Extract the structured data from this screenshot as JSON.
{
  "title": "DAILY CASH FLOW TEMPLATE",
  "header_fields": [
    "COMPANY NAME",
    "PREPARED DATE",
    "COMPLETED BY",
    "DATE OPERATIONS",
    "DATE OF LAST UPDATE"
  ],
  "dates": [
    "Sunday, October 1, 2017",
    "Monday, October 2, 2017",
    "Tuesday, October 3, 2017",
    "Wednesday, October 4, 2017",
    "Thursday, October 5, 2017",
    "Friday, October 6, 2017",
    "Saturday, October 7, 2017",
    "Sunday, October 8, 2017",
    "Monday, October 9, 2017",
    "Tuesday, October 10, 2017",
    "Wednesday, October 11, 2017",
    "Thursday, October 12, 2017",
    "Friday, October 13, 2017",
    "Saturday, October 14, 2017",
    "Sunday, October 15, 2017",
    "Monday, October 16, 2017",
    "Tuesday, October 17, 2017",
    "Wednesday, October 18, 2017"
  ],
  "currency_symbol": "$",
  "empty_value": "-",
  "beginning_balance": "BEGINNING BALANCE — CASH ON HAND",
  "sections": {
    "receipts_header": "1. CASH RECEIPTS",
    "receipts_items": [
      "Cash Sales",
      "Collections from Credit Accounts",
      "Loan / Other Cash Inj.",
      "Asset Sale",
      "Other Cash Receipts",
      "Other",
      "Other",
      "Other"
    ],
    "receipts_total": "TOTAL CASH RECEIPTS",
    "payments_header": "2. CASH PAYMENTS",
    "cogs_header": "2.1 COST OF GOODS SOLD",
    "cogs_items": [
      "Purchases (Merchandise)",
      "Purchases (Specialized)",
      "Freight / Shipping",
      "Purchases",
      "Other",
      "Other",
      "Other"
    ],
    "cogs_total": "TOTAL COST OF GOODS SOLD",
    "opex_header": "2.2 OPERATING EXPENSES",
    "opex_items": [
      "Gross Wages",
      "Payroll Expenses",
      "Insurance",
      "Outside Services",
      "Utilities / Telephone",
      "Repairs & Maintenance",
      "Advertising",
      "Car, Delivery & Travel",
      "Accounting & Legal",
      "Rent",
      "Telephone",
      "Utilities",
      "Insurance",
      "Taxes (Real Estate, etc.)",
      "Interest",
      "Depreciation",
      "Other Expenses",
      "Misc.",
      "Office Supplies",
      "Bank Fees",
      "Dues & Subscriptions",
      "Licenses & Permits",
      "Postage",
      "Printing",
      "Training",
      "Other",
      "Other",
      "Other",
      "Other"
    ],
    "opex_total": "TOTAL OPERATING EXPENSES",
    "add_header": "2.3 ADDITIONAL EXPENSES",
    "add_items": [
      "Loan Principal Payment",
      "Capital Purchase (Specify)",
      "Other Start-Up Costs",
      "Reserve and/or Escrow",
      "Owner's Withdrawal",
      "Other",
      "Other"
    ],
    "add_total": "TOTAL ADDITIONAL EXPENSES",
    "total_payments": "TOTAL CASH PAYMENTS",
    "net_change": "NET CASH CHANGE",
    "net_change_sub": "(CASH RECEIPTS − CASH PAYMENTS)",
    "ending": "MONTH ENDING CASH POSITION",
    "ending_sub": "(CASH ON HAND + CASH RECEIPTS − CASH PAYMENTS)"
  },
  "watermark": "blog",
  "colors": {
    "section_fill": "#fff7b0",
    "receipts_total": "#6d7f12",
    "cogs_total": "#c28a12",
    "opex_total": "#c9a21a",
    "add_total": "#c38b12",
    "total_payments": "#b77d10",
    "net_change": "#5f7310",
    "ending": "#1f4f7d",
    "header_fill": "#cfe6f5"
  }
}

#####

** Task description **
Repeat all entries. Match them exactly.

** Finished task **
Extract the structured data from this screenshot as JSON.
{
  "title": "DAILY CASH FLOW TEMPLATE",
  "header_fields": [
    "COMPANY NAME",
    "PREPARED DATE",
    "COMPLETED BY",
    "DATE OPERATIONS",
    "DATE OF LAST UPDATE"
  ],
  "dates": [
    "Sunday, October 1, 2017",
    "Monday, October 2, 2017",
    "Tuesday, October 3, 2017",
    "Wednesday, October 4, 2017",
    "Thursday, October 5, 2017",
    "Friday, October 6, 2017",
    "Saturday, October 7, 2017",
    "Sunday, October 8, 2017",
    "Monday, October 9, 2017",
    "Tuesday, October 10, 2017",
    "Wednesday, October 11, 2017",
    "Thursday, October 12, 2017",
    "Friday, October 13, 2017",
    "Saturday, October 14, 2017",
    "Sunday, October 15, 2017",
    "Monday, October 16, 2017",
    "Tuesday, October 17, 2017",
    "Wednesday, October 18, 2017"
  ],
  "currency_symbol": "$",
  "empty_value": "-",
  "beginning_balance": "BEGINNING BALANCE — CASH ON HAND",
  "sections": {
    "receipts_header": "1. CASH RECEIPTS",
    "receipts_items": [
      "Cash Sales",
      "Collections from Credit Accounts",
      "Loan / Other Cash Inj.",
      "Asset Sale",
      "Other Cash Receipts",
      "Other",
      "Other",
      "Other"
    ],
    "receipts_total": "TOTAL CASH RECEIPTS",
    "payments_header": "2. CASH PAYMENTS",
    "cogs_header": "2.1 COST OF GOODS SOLD",
    "cogs_items": [
      "Purchases (Merchandise)",
      "Purchases (Specialized)",
      "Freight / Shipping",
      "Purchases",
      "Other",
      "Other",
      "Other"
    ],
    "cogs_total": "TOTAL COST OF GOODS SOLD",
    "opex_header": "2.2 OPERATING EXPENSES",
    "opex_items": [
      "Gross Wages",
      "Payroll Expenses",
      "Insurance",
      "Outside Services",
      "Utilities / Telephone",
      "Repairs & Maintenance",
      "Advertising",
      "Car, Delivery & Travel",
      "Accounting & Legal",
      "Rent",
      "Telephone",
      "Utilities",
      "Insurance",
      "Taxes (Real Estate, etc.)",
      "Interest",
      "Depreciation",
      "Other Expenses",
      "Misc.",
      "Office Supplies",
      "Bank Fees",
      "Dues & Subscriptions",
      "Licenses & Permits",
      "Postage",
      "Printing",
      "Training",
      "Other",
      "Other",
      "Other",
      "Other"
    ],
    "opex_total": "TOTAL OPERATING EXPENSES",
    "add_header": "2.3 ADDITIONAL EXPENSES",
    "add_items": [
      "Loan Principal Payment",
      "Capital Purchase (Specify)",
      "Other Start-Up Costs",
      "Reserve and/or Escrow",
      "Owner's Withdrawal",
      "Other",
      "Other"
    ],
    "add_total": "TOTAL ADDITIONAL EXPENSES",
    "total_payments": "TOTAL CASH PAYMENTS",
    "net_change": "NET CASH CHANGE",
    "net_change_sub": "(CASH RECEIPTS − CASH PAYMENTS)",
    "ending": "MONTH ENDING CASH POSITION",
    "ending_sub": "(CASH ON HAND + CASH RECEIPTS − CASH PAYMENTS)"
  },
  "watermark": "blog",
  "colors": {
    "section_fill": "#fff7b0",
    "receipts_total": "#6d7f12",
    "cogs_total": "#c28a12",
    "opex_total": "#c9a21a",
    "add_total": "#c38b12",
    "total_payments": "#b77d10",
    "net_change": "#5f7310",
    "ending": "#1f4f7d",
    "header_fill": "#cfe6f5"
  }
}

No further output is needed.